Source records
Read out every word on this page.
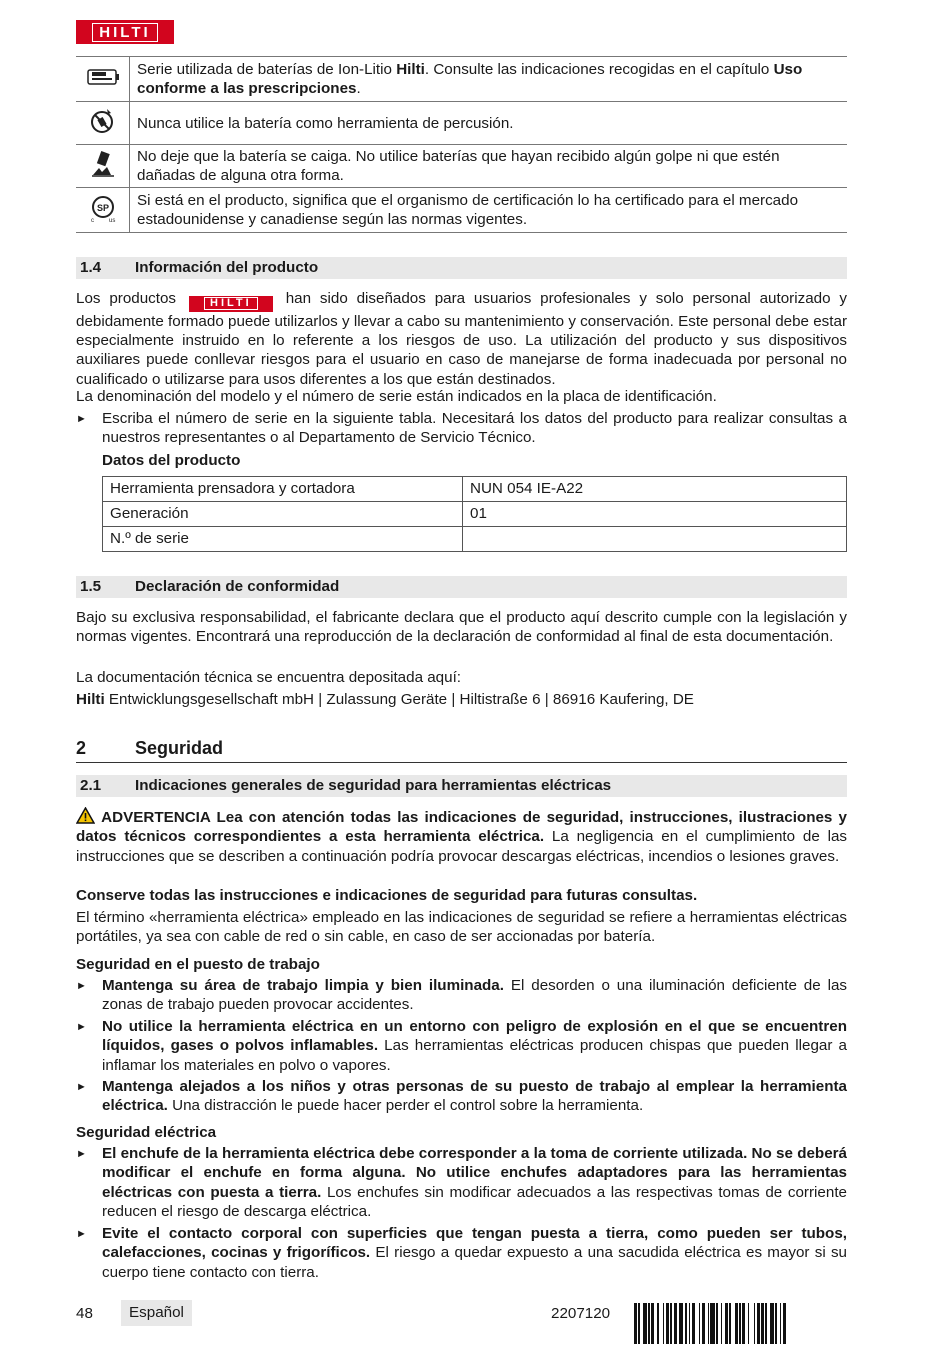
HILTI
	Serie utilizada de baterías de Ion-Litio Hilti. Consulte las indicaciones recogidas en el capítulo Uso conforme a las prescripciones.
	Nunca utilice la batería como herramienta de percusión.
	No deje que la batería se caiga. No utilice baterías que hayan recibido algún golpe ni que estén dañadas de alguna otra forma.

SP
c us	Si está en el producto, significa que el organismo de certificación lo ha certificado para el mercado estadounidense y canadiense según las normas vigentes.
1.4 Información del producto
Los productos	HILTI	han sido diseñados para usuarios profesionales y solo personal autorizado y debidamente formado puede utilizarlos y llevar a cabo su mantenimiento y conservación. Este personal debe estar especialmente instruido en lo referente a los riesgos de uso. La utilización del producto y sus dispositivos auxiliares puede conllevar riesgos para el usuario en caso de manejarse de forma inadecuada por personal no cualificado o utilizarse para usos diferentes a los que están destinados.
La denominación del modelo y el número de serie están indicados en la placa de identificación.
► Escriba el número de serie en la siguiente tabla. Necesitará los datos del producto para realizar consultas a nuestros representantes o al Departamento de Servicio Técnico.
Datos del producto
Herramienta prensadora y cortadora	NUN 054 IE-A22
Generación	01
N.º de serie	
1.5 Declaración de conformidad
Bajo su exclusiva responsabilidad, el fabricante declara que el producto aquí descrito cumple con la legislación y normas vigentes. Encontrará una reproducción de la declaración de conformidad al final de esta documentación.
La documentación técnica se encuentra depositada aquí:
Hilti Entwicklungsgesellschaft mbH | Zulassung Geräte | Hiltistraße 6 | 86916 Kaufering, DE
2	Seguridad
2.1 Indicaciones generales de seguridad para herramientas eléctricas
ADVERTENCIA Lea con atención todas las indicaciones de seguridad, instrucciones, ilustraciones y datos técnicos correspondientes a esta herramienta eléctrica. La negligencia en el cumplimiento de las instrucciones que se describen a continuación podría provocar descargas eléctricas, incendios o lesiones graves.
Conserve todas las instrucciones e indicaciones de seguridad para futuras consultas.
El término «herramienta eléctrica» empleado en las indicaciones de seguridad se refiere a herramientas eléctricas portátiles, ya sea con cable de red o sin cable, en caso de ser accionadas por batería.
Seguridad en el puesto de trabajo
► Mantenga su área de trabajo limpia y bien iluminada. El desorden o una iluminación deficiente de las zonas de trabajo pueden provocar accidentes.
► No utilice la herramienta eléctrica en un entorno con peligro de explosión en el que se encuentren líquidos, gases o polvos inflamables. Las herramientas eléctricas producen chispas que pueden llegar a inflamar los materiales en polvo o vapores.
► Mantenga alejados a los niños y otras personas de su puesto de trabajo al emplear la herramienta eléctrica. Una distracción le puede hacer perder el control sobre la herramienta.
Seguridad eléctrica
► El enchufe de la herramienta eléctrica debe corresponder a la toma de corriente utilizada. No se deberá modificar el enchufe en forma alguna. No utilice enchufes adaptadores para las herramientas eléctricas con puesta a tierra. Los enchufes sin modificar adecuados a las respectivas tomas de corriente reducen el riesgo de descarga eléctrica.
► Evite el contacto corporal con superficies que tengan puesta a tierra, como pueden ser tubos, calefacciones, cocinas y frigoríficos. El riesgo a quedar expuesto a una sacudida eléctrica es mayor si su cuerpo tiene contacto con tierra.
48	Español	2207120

**GIVEN EXERCISE:** Leave out the pictures and reproduce the rest of the listing exactly.

**FINAL ANSWER:**
Read out every word on this page.
HILTI
	Serie utilizada de baterías de Ion-Litio Hilti. Consulte las indicaciones recogidas en el capítulo Uso conforme a las prescripciones.
	Nunca utilice la batería como herramienta de percusión.
	No deje que la batería se caiga. No utilice baterías que hayan recibido algún golpe ni que estén dañadas de alguna otra forma.

SP
c us	Si está en el producto, significa que el organismo de certificación lo ha certificado para el mercado estadounidense y canadiense según las normas vigentes.
1.4 Información del producto
Los productos	HILTI	han sido diseñados para usuarios profesionales y solo personal autorizado y debidamente formado puede utilizarlos y llevar a cabo su mantenimiento y conservación. Este personal debe estar especialmente instruido en lo referente a los riesgos de uso. La utilización del producto y sus dispositivos auxiliares puede conllevar riesgos para el usuario en caso de manejarse de forma inadecuada por personal no cualificado o utilizarse para usos diferentes a los que están destinados.
La denominación del modelo y el número de serie están indicados en la placa de identificación.
► Escriba el número de serie en la siguiente tabla. Necesitará los datos del producto para realizar consultas a nuestros representantes o al Departamento de Servicio Técnico.
Datos del producto
Herramienta prensadora y cortadora	NUN 054 IE-A22
Generación	01
N.º de serie	
1.5 Declaración de conformidad
Bajo su exclusiva responsabilidad, el fabricante declara que el producto aquí descrito cumple con la legislación y normas vigentes. Encontrará una reproducción de la declaración de conformidad al final de esta documentación.
La documentación técnica se encuentra depositada aquí:
Hilti Entwicklungsgesellschaft mbH | Zulassung Geräte | Hiltistraße 6 | 86916 Kaufering, DE
2	Seguridad
2.1 Indicaciones generales de seguridad para herramientas eléctricas
ADVERTENCIA Lea con atención todas las indicaciones de seguridad, instrucciones, ilustraciones y datos técnicos correspondientes a esta herramienta eléctrica. La negligencia en el cumplimiento de las instrucciones que se describen a continuación podría provocar descargas eléctricas, incendios o lesiones graves.
Conserve todas las instrucciones e indicaciones de seguridad para futuras consultas.
El término «herramienta eléctrica» empleado en las indicaciones de seguridad se refiere a herramientas eléctricas portátiles, ya sea con cable de red o sin cable, en caso de ser accionadas por batería.
Seguridad en el puesto de trabajo
► Mantenga su área de trabajo limpia y bien iluminada. El desorden o una iluminación deficiente de las zonas de trabajo pueden provocar accidentes.
► No utilice la herramienta eléctrica en un entorno con peligro de explosión en el que se encuentren líquidos, gases o polvos inflamables. Las herramientas eléctricas producen chispas que pueden llegar a inflamar los materiales en polvo o vapores.
► Mantenga alejados a los niños y otras personas de su puesto de trabajo al emplear la herramienta eléctrica. Una distracción le puede hacer perder el control sobre la herramienta.
Seguridad eléctrica
► El enchufe de la herramienta eléctrica debe corresponder a la toma de corriente utilizada. No se deberá modificar el enchufe en forma alguna. No utilice enchufes adaptadores para las herramientas eléctricas con puesta a tierra. Los enchufes sin modificar adecuados a las respectivas tomas de corriente reducen el riesgo de descarga eléctrica.
► Evite el contacto corporal con superficies que tengan puesta a tierra, como pueden ser tubos, calefacciones, cocinas y frigoríficos. El riesgo a quedar expuesto a una sacudida eléctrica es mayor si su cuerpo tiene contacto con tierra.
48	Español	2207120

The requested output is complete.